Copy each line of the records that holds the string "SEGMENTS".

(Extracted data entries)
────

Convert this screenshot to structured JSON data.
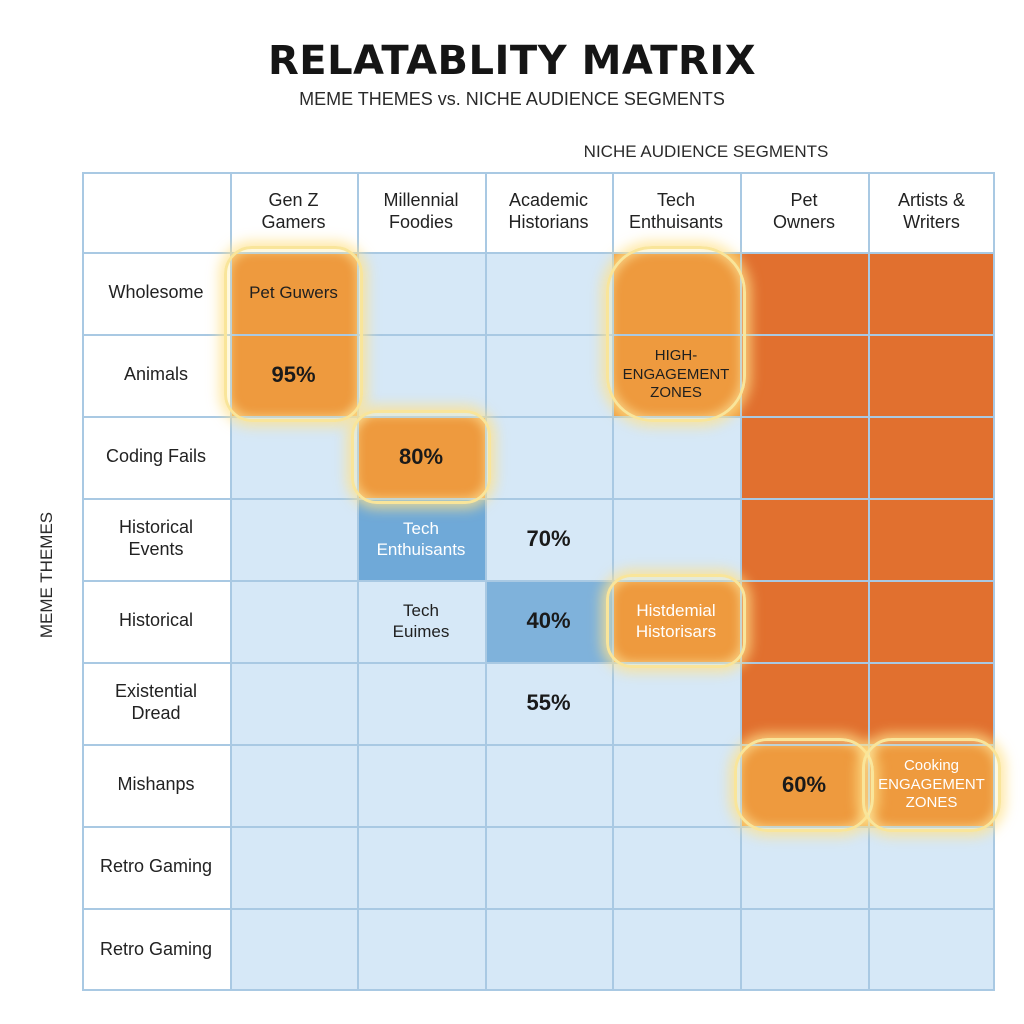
{
  "chart_data": {
    "type": "heatmap",
    "title": "RELATABLITY MATRIX",
    "subtitle": "MEME THEMES vs. NICHE AUDIENCE SEGMENTS",
    "xlabel": "NICHE AUDIENCE SEGMENTS",
    "ylabel": "MEME THEMES",
    "columns": [
      {
        "label": "Gen Z\nGamers"
      },
      {
        "label": "Millennial\nFoodies"
      },
      {
        "label": "Academic\nHistorians"
      },
      {
        "label": "Tech\nEnthuisants"
      },
      {
        "label": "Pet\nOwners"
      },
      {
        "label": "Artists &\nWriters"
      }
    ],
    "rows": [
      {
        "label": "Wholesome"
      },
      {
        "label": "Animals"
      },
      {
        "label": "Coding Fails"
      },
      {
        "label": "Historical\nEvents"
      },
      {
        "label": "Historical"
      },
      {
        "label": "Existential\nDread"
      },
      {
        "label": "Mishanps"
      },
      {
        "label": "Retro Gaming"
      },
      {
        "label": "Retro Gaming"
      }
    ],
    "values": [
      {
        "row": 1,
        "col": 0,
        "value": "95%"
      },
      {
        "row": 2,
        "col": 1,
        "value": "80%"
      },
      {
        "row": 3,
        "col": 2,
        "value": "70%"
      },
      {
        "row": 4,
        "col": 2,
        "value": "40%"
      },
      {
        "row": 5,
        "col": 2,
        "value": "55%"
      },
      {
        "row": 6,
        "col": 4,
        "value": "60%"
      }
    ],
    "cell_labels": [
      {
        "row": 0,
        "col": 0,
        "text": "Pet Guwers"
      },
      {
        "row": 3,
        "col": 1,
        "text": "Tech\nEnthuisants"
      },
      {
        "row": 4,
        "col": 1,
        "text": "Tech\nEuimes"
      },
      {
        "row": 4,
        "col": 3,
        "text": "Histdemial\nHistorisars"
      }
    ],
    "zone_labels": [
      {
        "text": "HIGH-ENGAGEMENT\nZONES"
      },
      {
        "text": "Cooking\nENGAGEMENT\nZONES"
      }
    ],
    "colors": {
      "base": "#d6e8f7",
      "highlight": "#ee9a3e",
      "deep": "#e1702f",
      "blue_highlight": "#6fa9d8",
      "glow": "#f9e59a"
    },
    "legend": "none",
    "grid": true
  }
}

────

Exercise result
    "subtitle": "MEME THEMES vs. NICHE AUDIENCE SEGMENTS",
    "xlabel": "NICHE AUDIENCE SEGMENTS",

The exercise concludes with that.